A run of records
....................

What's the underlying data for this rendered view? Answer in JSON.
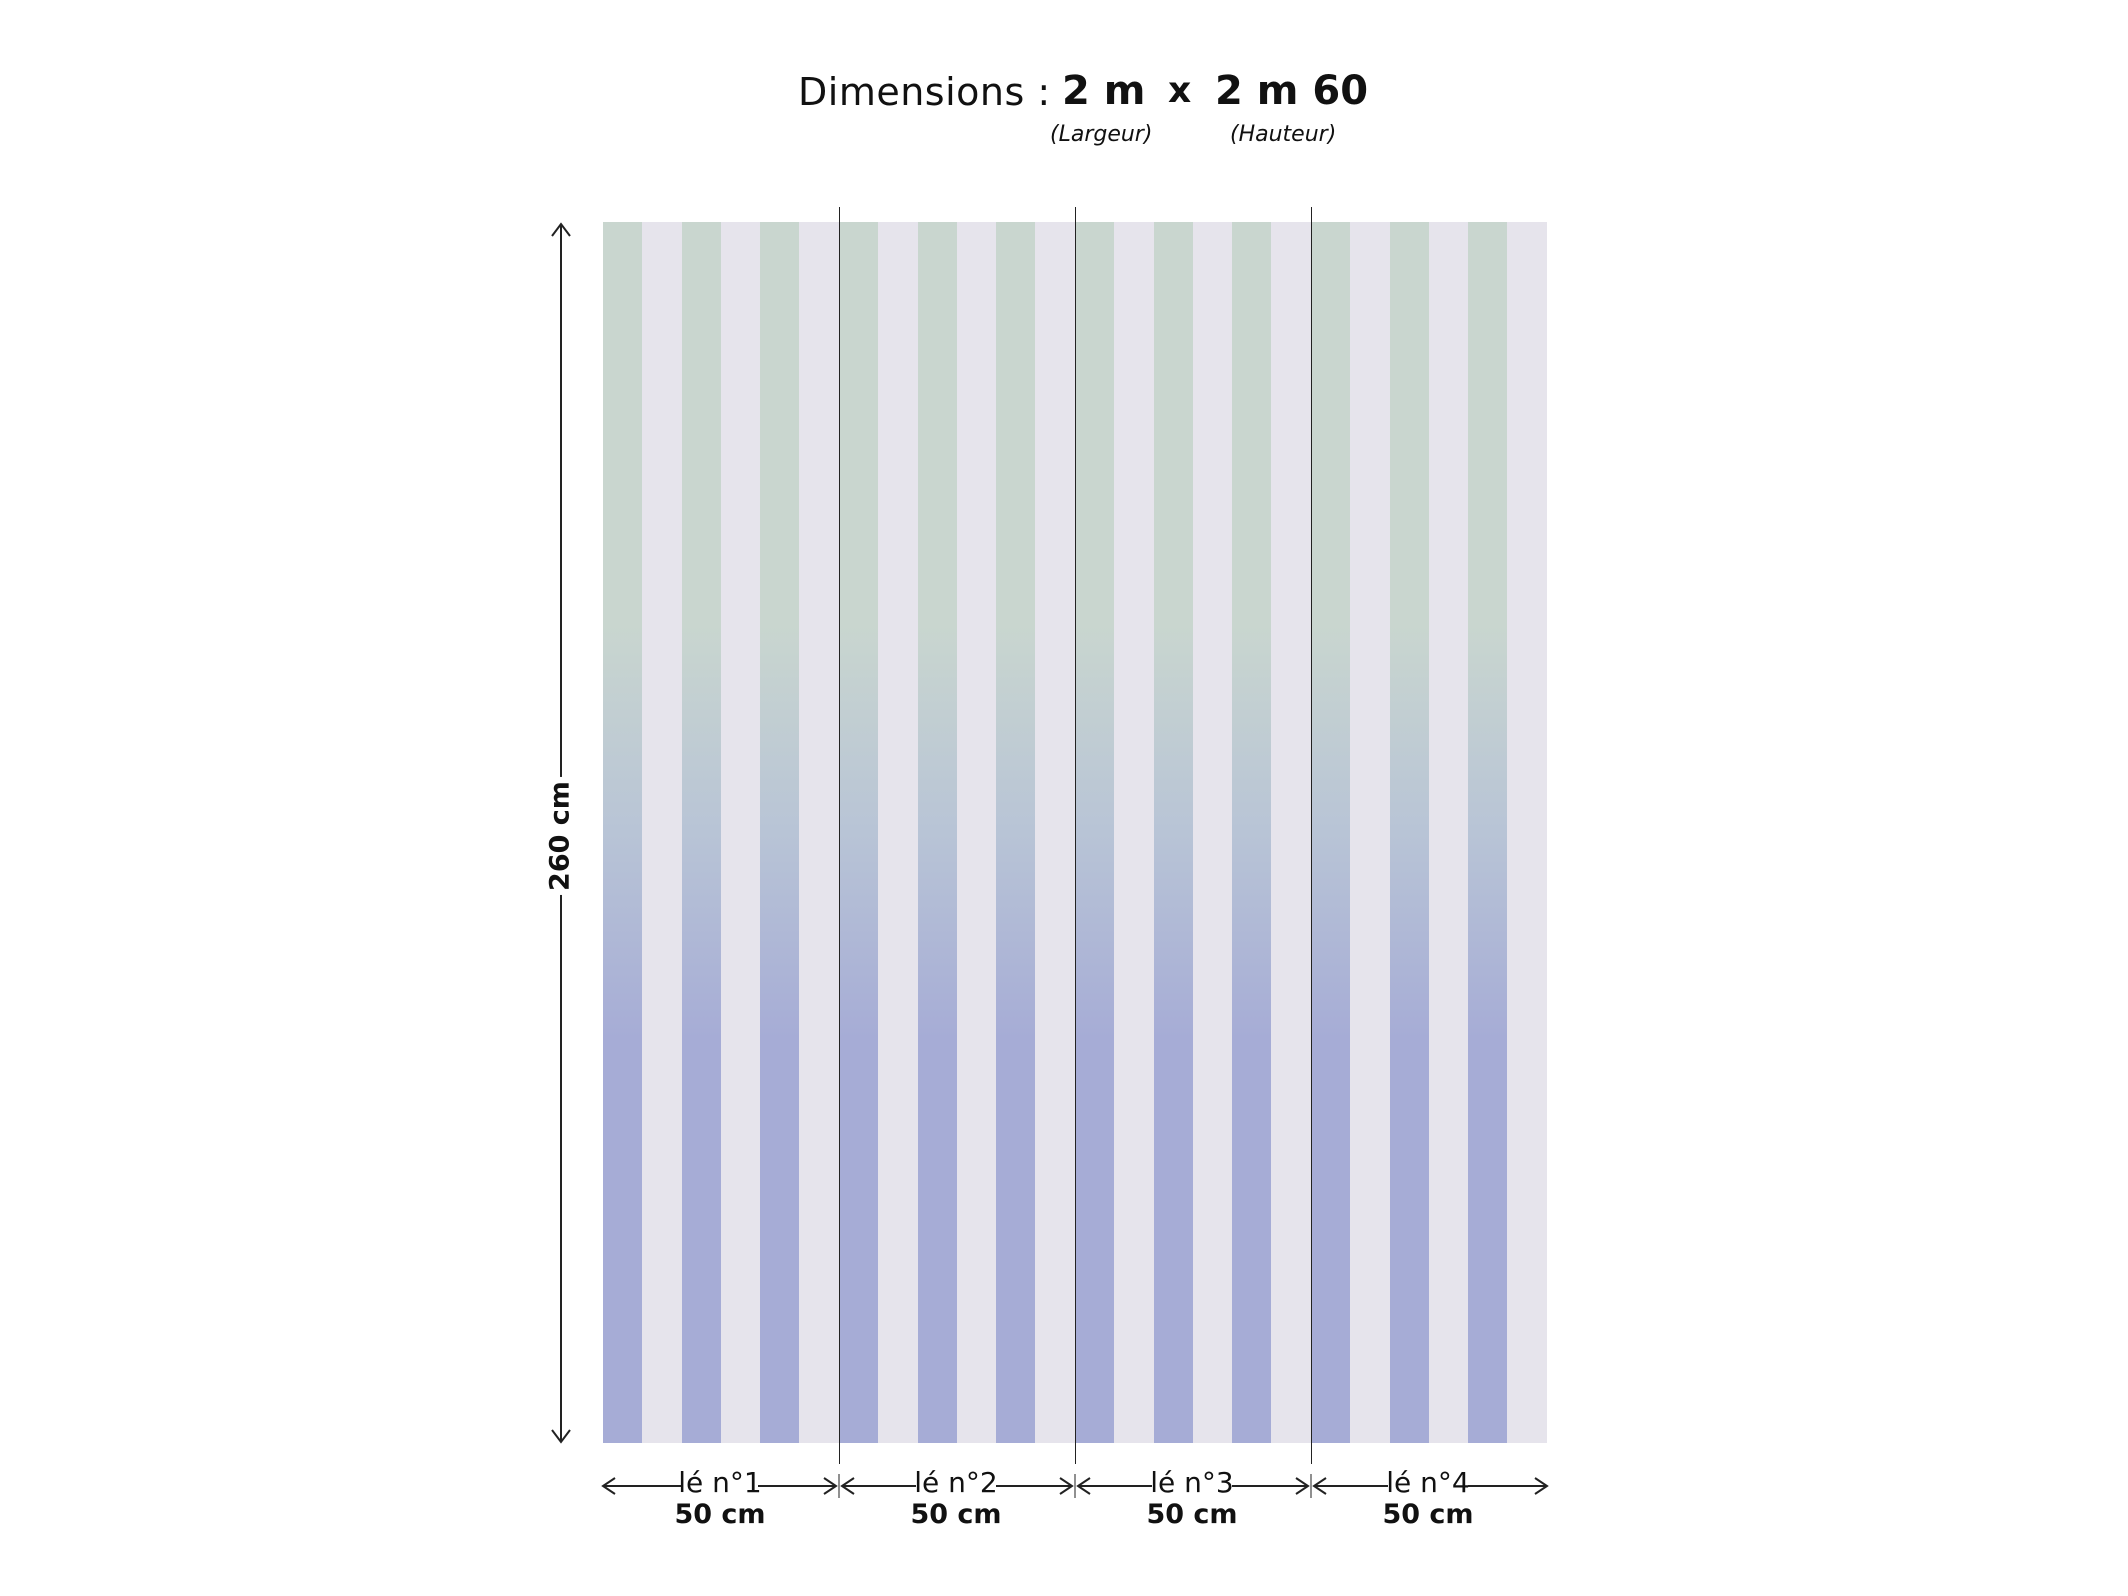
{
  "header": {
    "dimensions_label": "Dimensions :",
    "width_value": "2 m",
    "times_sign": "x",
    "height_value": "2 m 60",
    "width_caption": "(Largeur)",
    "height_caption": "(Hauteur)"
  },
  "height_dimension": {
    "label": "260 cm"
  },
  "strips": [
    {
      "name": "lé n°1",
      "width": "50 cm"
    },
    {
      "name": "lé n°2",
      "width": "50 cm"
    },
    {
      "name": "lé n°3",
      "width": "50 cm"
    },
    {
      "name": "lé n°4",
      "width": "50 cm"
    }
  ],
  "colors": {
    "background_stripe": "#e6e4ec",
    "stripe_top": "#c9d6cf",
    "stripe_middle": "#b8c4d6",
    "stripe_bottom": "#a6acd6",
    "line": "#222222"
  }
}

....................

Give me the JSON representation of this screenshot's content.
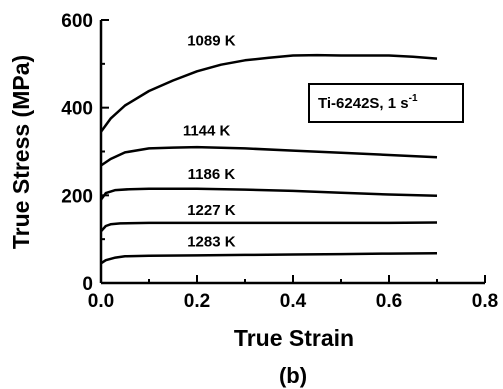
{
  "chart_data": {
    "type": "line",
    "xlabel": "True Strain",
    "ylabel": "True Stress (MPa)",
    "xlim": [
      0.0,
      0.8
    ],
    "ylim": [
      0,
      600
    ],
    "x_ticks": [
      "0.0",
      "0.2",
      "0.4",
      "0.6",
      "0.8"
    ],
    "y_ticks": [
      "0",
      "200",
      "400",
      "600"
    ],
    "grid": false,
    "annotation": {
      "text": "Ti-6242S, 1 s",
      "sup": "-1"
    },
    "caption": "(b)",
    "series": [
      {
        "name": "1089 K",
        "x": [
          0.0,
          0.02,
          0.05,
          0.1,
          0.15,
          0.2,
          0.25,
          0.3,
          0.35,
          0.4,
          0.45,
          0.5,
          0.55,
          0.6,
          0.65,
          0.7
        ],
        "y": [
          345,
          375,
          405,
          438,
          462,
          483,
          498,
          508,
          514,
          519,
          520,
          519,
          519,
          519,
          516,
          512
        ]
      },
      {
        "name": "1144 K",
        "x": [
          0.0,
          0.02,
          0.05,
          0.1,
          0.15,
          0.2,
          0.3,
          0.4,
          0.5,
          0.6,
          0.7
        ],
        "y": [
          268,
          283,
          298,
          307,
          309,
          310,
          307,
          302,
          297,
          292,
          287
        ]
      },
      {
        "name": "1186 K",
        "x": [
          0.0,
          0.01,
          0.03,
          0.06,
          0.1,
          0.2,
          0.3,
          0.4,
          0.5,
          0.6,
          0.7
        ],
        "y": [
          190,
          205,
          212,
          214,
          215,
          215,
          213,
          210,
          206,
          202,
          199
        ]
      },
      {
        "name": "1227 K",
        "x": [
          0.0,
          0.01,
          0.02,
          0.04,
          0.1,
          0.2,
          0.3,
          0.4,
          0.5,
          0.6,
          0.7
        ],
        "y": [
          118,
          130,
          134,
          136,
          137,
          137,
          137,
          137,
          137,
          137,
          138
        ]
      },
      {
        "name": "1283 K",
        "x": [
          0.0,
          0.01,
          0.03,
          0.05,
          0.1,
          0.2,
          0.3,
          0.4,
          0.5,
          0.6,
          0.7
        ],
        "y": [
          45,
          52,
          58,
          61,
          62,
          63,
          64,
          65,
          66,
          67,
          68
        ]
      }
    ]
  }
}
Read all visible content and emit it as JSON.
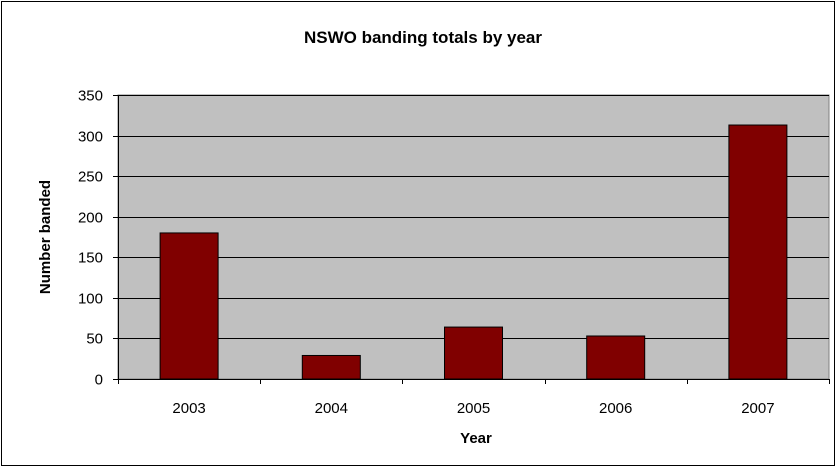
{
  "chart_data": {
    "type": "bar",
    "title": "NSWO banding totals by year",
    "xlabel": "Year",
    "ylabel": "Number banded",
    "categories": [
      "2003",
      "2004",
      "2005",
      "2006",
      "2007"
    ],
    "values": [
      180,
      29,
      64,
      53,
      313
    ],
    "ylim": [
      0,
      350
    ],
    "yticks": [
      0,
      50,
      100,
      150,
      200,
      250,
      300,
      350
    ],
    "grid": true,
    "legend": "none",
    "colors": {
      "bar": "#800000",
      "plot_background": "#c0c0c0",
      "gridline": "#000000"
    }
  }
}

....................

Your instructions =
Find "content". Copy every line it occurs in.

Response to the exercise =
Give me the JSON representation of this screenshot's content.
Read all visible content and emit it as JSON.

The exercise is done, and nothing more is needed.